◆ The problem: Retype every line of the records below without changing anything, and omit the pictures.

++++++++

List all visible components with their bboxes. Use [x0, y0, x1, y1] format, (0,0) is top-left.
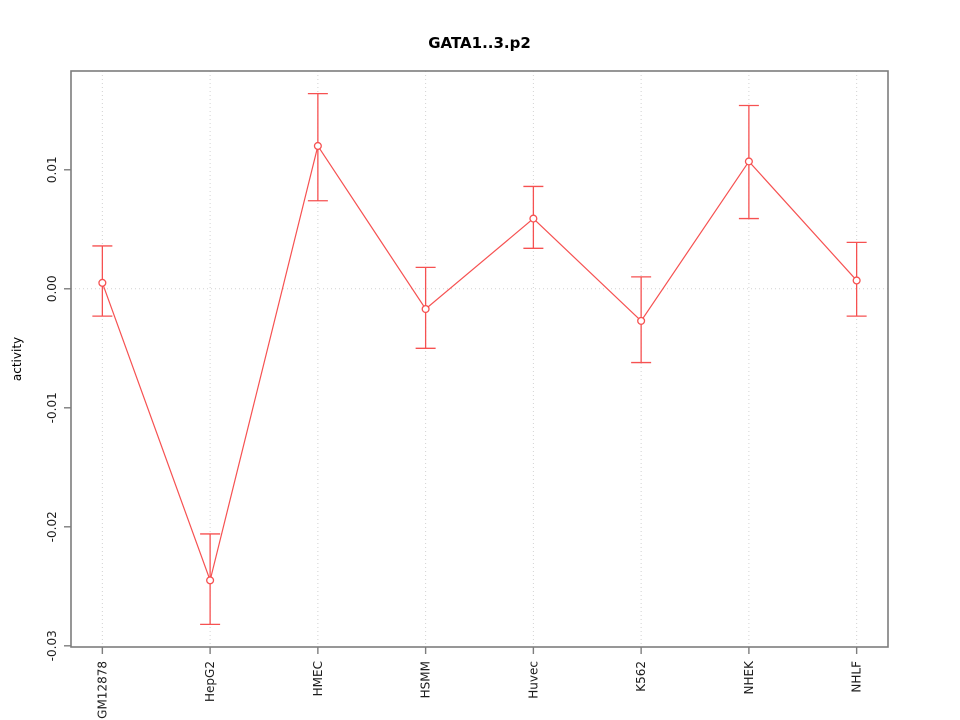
- y-tick-label: -0.01: [45, 392, 59, 423]
- series-line-with-error-bars: [92, 92, 867, 626]
- chart-title: GATA1..3.p2: [428, 34, 531, 52]
- data-point: [852, 276, 861, 285]
- data-point: [313, 141, 322, 151]
- y-axis-label: activity: [10, 337, 24, 381]
- x-tick-label: K562: [634, 661, 648, 692]
- y-tick-label: 0.01: [45, 156, 59, 183]
- x-tick-label: NHEK: [742, 660, 756, 695]
- data-point: [529, 214, 538, 223]
- x-tick-label: HMEC: [311, 661, 325, 696]
- plot-box: [70, 70, 889, 648]
- data-point: [98, 278, 107, 287]
- data-point: [206, 576, 215, 585]
- axes: GM12878 HepG2 HMEC HSMM Huvec K562 NHEK NHLF -0.…: [45, 70, 889, 719]
- x-tick-label: GM12878: [95, 661, 109, 719]
- y-tick-label: -0.02: [45, 511, 59, 542]
- y-tick-label: 0.00: [45, 275, 59, 302]
- x-tick-label: HSMM: [419, 661, 433, 698]
- data-point: [637, 316, 646, 325]
- data-point: [744, 157, 753, 166]
- x-tick-label: NHLF: [850, 661, 864, 693]
- gridlines: [71, 71, 888, 647]
- x-tick-label: Huvec: [526, 661, 540, 699]
- data-point: [421, 304, 430, 314]
- series-line: [101, 144, 858, 583]
- y-tick-label: -0.03: [45, 630, 59, 661]
- x-tick-label: HepG2: [203, 661, 217, 702]
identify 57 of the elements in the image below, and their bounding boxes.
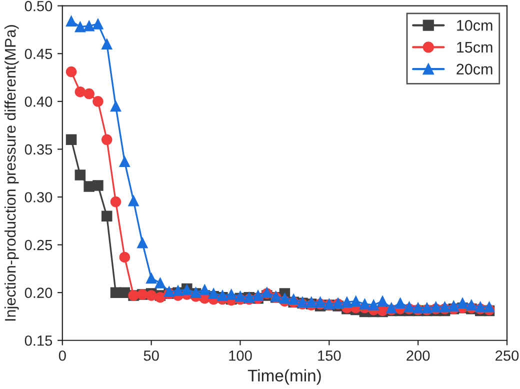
point [359, 298, 370, 310]
x-tick-label: 50 [144, 350, 159, 361]
point [394, 298, 406, 308]
point [199, 284, 210, 296]
point [137, 238, 148, 248]
x-axis-title: Time(min) [248, 369, 321, 385]
point [484, 302, 495, 312]
legend-label: 10cm [457, 20, 492, 31]
point [279, 292, 290, 304]
y-tick-label: 0.45 [24, 48, 52, 60]
point [252, 290, 264, 301]
x-tick-label: 0 [58, 350, 66, 361]
y-tick-label: 0.25 [24, 240, 52, 250]
x-tick-label: 150 [318, 350, 341, 361]
point [466, 300, 477, 310]
y-tick-label: 0.35 [24, 144, 52, 155]
point [226, 289, 237, 300]
point [92, 96, 104, 107]
point [288, 294, 299, 305]
point [146, 272, 157, 284]
legend-label: 15cm [457, 42, 492, 53]
point [101, 210, 112, 222]
point [448, 300, 460, 312]
point [101, 134, 112, 146]
point [350, 296, 362, 307]
x-tick-label: 100 [229, 350, 252, 361]
point [74, 21, 86, 32]
point [377, 296, 388, 307]
x-tick-label: 250 [496, 350, 519, 361]
point [92, 18, 104, 30]
y-tick-label: 0.20 [24, 288, 52, 298]
y-tick-label: 0.40 [24, 96, 52, 107]
point [101, 38, 112, 50]
point [84, 20, 94, 32]
point [84, 88, 94, 100]
point [74, 170, 86, 180]
point [66, 134, 77, 146]
point [128, 195, 139, 206]
point [66, 16, 77, 27]
y-tick-label: 0.15 [24, 335, 52, 346]
point [110, 196, 122, 208]
point [110, 100, 122, 112]
legend-label: 20cm [456, 64, 492, 75]
point [119, 156, 130, 168]
point [457, 298, 468, 308]
point [342, 296, 352, 308]
point [92, 180, 104, 191]
point [208, 288, 219, 299]
point [66, 66, 77, 78]
point [119, 252, 130, 263]
y-tick-label: 0.30 [24, 192, 52, 202]
x-tick-label: 200 [406, 350, 430, 361]
y-axis-title: Injection-production pressure different(MPa) [4, 25, 19, 321]
point [154, 278, 166, 288]
point [74, 86, 86, 98]
point [368, 300, 379, 310]
y-tick-label: 0.50 [24, 0, 52, 12]
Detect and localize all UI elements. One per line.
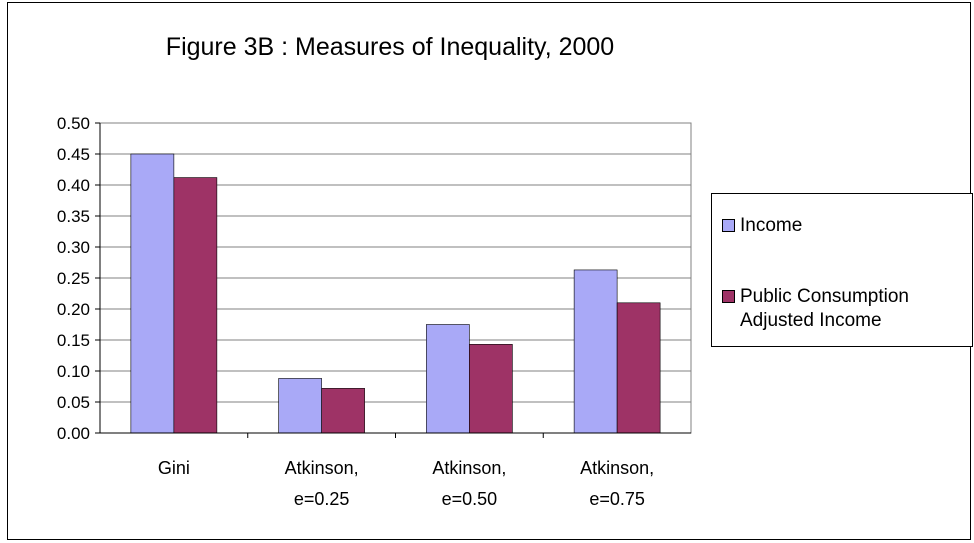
legend-swatch-adjusted-income [722, 290, 735, 303]
y-tick-label: 0.45 [57, 145, 90, 164]
bar-adjusted-income [616, 302, 661, 434]
legend-item-income: Income [722, 214, 970, 238]
bar-adjusted-income [321, 388, 365, 434]
bar-income [426, 324, 470, 434]
y-tick-label: 0.25 [57, 269, 90, 288]
y-tick-label: 0.30 [57, 238, 90, 257]
legend: Income Public Consumption Adjusted Incom… [711, 193, 973, 347]
x-category-label: Atkinson, [432, 458, 506, 478]
x-category-label: e=0.75 [589, 489, 645, 509]
axis-labels: 0.00 0.05 0.10 0.15 0.20 0.25 0.30 0.35 0.40 0.45… [57, 114, 654, 509]
y-tick-label: 0.50 [57, 114, 90, 133]
y-tick-label: 0.35 [57, 207, 90, 226]
chart-title: Figure 3B : Measures of Inequality, 2000 [165, 33, 615, 61]
legend-swatch-income [722, 219, 735, 232]
y-tick-label: 0.05 [57, 393, 90, 412]
y-tick-label: 0.20 [57, 300, 90, 319]
legend-label-income: Income [740, 215, 803, 236]
y-tick-label: 0.10 [57, 362, 90, 381]
bar-adjusted-income [173, 177, 218, 434]
legend-item-adjusted-income: Public Consumption Adjusted Income [722, 285, 970, 333]
x-category-label: Atkinson, [580, 458, 654, 478]
bar-adjusted-income [469, 344, 513, 434]
x-category-label: e=0.50 [442, 489, 498, 509]
bars [130, 153, 661, 434]
x-category-label: Atkinson, [285, 458, 359, 478]
y-tick-label: 0.15 [57, 331, 90, 350]
y-tick-label: 0.40 [57, 176, 90, 195]
x-category-label: e=0.25 [294, 489, 350, 509]
legend-label-adjusted-income: Public Consumption Adjusted Income [740, 286, 909, 331]
y-tick-label: 0.00 [57, 424, 90, 443]
bar-income [130, 153, 175, 434]
bar-income [573, 269, 618, 434]
x-category-label: Gini [158, 458, 190, 478]
bar-income [278, 378, 322, 434]
axes [95, 122, 691, 438]
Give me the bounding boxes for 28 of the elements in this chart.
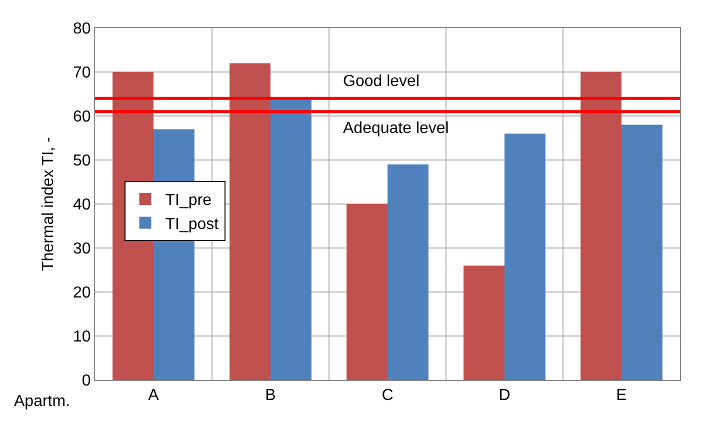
ref-line-label: Adequate level: [343, 120, 449, 137]
bar: [464, 266, 504, 380]
bar: [622, 124, 662, 380]
y-tick-label: 50: [73, 152, 91, 170]
x-tick-label: E: [616, 387, 627, 404]
x-tick-label: B: [265, 387, 276, 404]
x-axis-title: Apartm.: [14, 393, 70, 410]
y-tick-label: 20: [73, 284, 91, 302]
y-tick-label: 0: [82, 372, 91, 390]
y-tick-label: 10: [73, 328, 91, 346]
bar: [270, 98, 312, 380]
y-tick-label: 30: [73, 240, 91, 258]
legend-label: TI_pre: [165, 192, 212, 210]
y-tick-label: 70: [73, 64, 91, 82]
legend-label: TI_post: [165, 216, 220, 233]
ref-line-label: Good level: [343, 73, 420, 90]
x-tick-label: D: [498, 387, 510, 404]
y-tick-label: 80: [73, 20, 91, 38]
y-tick-label: 40: [73, 196, 91, 214]
x-tick-label: C: [382, 387, 394, 404]
y-tick-label: 60: [73, 108, 91, 126]
bar: [230, 63, 270, 380]
x-tick-label: A: [148, 387, 160, 404]
bar: [504, 134, 546, 380]
bar: [388, 164, 428, 380]
y-axis-title: Thermal index TI, -: [40, 137, 57, 271]
bar: [346, 204, 388, 380]
bar: [580, 72, 622, 380]
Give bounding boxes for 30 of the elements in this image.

++++++++

◆ Final answer:
List all visible components with their bboxes. Use [x0, y0, x1, y1] format, (0,0) is top-left.
- y-tick-label: -0.01: [45, 392, 59, 423]
- series-line-with-error-bars: [92, 92, 867, 626]
- chart-title: GATA1..3.p2: [428, 34, 531, 52]
- data-point: [852, 276, 861, 285]
- data-point: [313, 141, 322, 151]
- y-axis-label: activity: [10, 337, 24, 381]
- x-tick-label: K562: [634, 661, 648, 692]
- y-tick-label: 0.01: [45, 156, 59, 183]
- x-tick-label: NHEK: [742, 660, 756, 695]
- data-point: [529, 214, 538, 223]
- x-tick-label: HMEC: [311, 661, 325, 696]
- plot-box: [70, 70, 889, 648]
- data-point: [98, 278, 107, 287]
- data-point: [206, 576, 215, 585]
- axes: GM12878 HepG2 HMEC HSMM Huvec K562 NHEK NHLF -0.…: [45, 70, 889, 719]
- x-tick-label: GM12878: [95, 661, 109, 719]
- y-tick-label: -0.02: [45, 511, 59, 542]
- y-tick-label: 0.00: [45, 275, 59, 302]
- x-tick-label: HSMM: [419, 661, 433, 698]
- data-point: [637, 316, 646, 325]
- data-point: [744, 157, 753, 166]
- x-tick-label: NHLF: [850, 661, 864, 693]
- gridlines: [71, 71, 888, 647]
- x-tick-label: Huvec: [526, 661, 540, 699]
- data-point: [421, 304, 430, 314]
- series-line: [101, 144, 858, 583]
- y-tick-label: -0.03: [45, 630, 59, 661]
- x-tick-label: HepG2: [203, 661, 217, 702]
identify 57 of the elements in the image below, and their bounding boxes.
point [359, 298, 370, 310]
x-tick-label: 50 [144, 350, 159, 361]
point [394, 298, 406, 308]
point [199, 284, 210, 296]
point [137, 238, 148, 248]
x-axis-title: Time(min) [248, 369, 321, 385]
point [484, 302, 495, 312]
legend-label: 10cm [457, 20, 492, 31]
point [279, 292, 290, 304]
y-tick-label: 0.45 [24, 48, 52, 60]
point [252, 290, 264, 301]
x-tick-label: 0 [58, 350, 66, 361]
y-tick-label: 0.25 [24, 240, 52, 250]
x-tick-label: 150 [318, 350, 341, 361]
point [466, 300, 477, 310]
y-tick-label: 0.35 [24, 144, 52, 155]
point [226, 289, 237, 300]
point [92, 96, 104, 107]
point [288, 294, 299, 305]
point [146, 272, 157, 284]
legend-label: 15cm [457, 42, 492, 53]
point [101, 210, 112, 222]
point [448, 300, 460, 312]
point [101, 134, 112, 146]
point [350, 296, 362, 307]
x-tick-label: 100 [229, 350, 252, 361]
point [74, 21, 86, 32]
point [377, 296, 388, 307]
x-tick-label: 250 [496, 350, 519, 361]
point [92, 18, 104, 30]
y-tick-label: 0.20 [24, 288, 52, 298]
y-tick-label: 0.40 [24, 96, 52, 107]
point [101, 38, 112, 50]
point [84, 20, 94, 32]
point [84, 88, 94, 100]
point [74, 170, 86, 180]
point [66, 134, 77, 146]
point [128, 195, 139, 206]
point [66, 16, 77, 27]
y-tick-label: 0.15 [24, 335, 52, 346]
point [110, 196, 122, 208]
point [110, 100, 122, 112]
legend-label: 20cm [456, 64, 492, 75]
point [119, 156, 130, 168]
point [457, 298, 468, 308]
point [342, 296, 352, 308]
point [92, 180, 104, 191]
point [208, 288, 219, 299]
point [66, 66, 77, 78]
point [119, 252, 130, 263]
y-tick-label: 0.30 [24, 192, 52, 202]
x-tick-label: 200 [406, 350, 430, 361]
y-axis-title: Injection-production pressure different(MPa) [4, 25, 19, 321]
point [154, 278, 166, 288]
point [74, 86, 86, 98]
point [368, 300, 379, 310]
y-tick-label: 0.50 [24, 0, 52, 12]
Detect and localize all UI elements. One per line.
legend-swatch-adjusted-income [722, 290, 735, 303]
y-tick-label: 0.45 [57, 145, 90, 164]
bar-adjusted-income [616, 302, 661, 434]
legend-item-income: Income [722, 214, 970, 238]
bar-adjusted-income [321, 388, 365, 434]
bar-income [426, 324, 470, 434]
y-tick-label: 0.25 [57, 269, 90, 288]
y-tick-label: 0.30 [57, 238, 90, 257]
legend: Income Public Consumption Adjusted Incom… [711, 193, 973, 347]
x-category-label: Atkinson, [432, 458, 506, 478]
x-category-label: e=0.75 [589, 489, 645, 509]
axis-labels: 0.00 0.05 0.10 0.15 0.20 0.25 0.30 0.35 0.40 0.45… [57, 114, 654, 509]
y-tick-label: 0.50 [57, 114, 90, 133]
y-tick-label: 0.35 [57, 207, 90, 226]
chart-title: Figure 3B : Measures of Inequality, 2000 [165, 33, 615, 61]
legend-swatch-income [722, 219, 735, 232]
y-tick-label: 0.05 [57, 393, 90, 412]
y-tick-label: 0.20 [57, 300, 90, 319]
legend-label-income: Income [740, 215, 803, 236]
y-tick-label: 0.10 [57, 362, 90, 381]
bar-adjusted-income [173, 177, 218, 434]
legend-item-adjusted-income: Public Consumption Adjusted Income [722, 285, 970, 333]
x-category-label: Atkinson, [580, 458, 654, 478]
bar-adjusted-income [469, 344, 513, 434]
x-category-label: e=0.50 [442, 489, 498, 509]
bars [130, 153, 661, 434]
x-category-label: Atkinson, [285, 458, 359, 478]
y-tick-label: 0.15 [57, 331, 90, 350]
y-tick-label: 0.40 [57, 176, 90, 195]
x-category-label: e=0.25 [294, 489, 350, 509]
legend-label-adjusted-income: Public Consumption Adjusted Income [740, 286, 909, 331]
y-tick-label: 0.00 [57, 424, 90, 443]
bar-income [130, 153, 175, 434]
bar-income [573, 269, 618, 434]
x-category-label: Gini [158, 458, 190, 478]
bar-income [278, 378, 322, 434]
axes [95, 122, 691, 438]
Give me the bounding boxes for 28 of the elements in this chart.
ref-line-label: Adequate level: [343, 120, 449, 137]
bar: [464, 266, 504, 380]
bar: [622, 124, 662, 380]
y-tick-label: 50: [73, 152, 91, 170]
x-tick-label: E: [616, 387, 627, 404]
x-tick-label: B: [265, 387, 276, 404]
x-axis-title: Apartm.: [14, 393, 70, 410]
y-tick-label: 20: [73, 284, 91, 302]
y-tick-label: 0: [82, 372, 91, 390]
y-tick-label: 10: [73, 328, 91, 346]
bar: [270, 98, 312, 380]
y-tick-label: 30: [73, 240, 91, 258]
legend-label: TI_pre: [165, 192, 212, 210]
y-tick-label: 70: [73, 64, 91, 82]
legend-label: TI_post: [165, 216, 220, 233]
ref-line-label: Good level: [343, 73, 420, 90]
x-tick-label: D: [498, 387, 510, 404]
y-tick-label: 80: [73, 20, 91, 38]
y-tick-label: 40: [73, 196, 91, 214]
x-tick-label: C: [382, 387, 394, 404]
y-tick-label: 60: [73, 108, 91, 126]
bar: [230, 63, 270, 380]
x-tick-label: A: [148, 387, 160, 404]
bar: [504, 134, 546, 380]
bar: [388, 164, 428, 380]
y-axis-title: Thermal index TI, -: [40, 137, 57, 271]
bar: [346, 204, 388, 380]
bar: [580, 72, 622, 380]
Give bounding boxes for 30 of the elements in this image.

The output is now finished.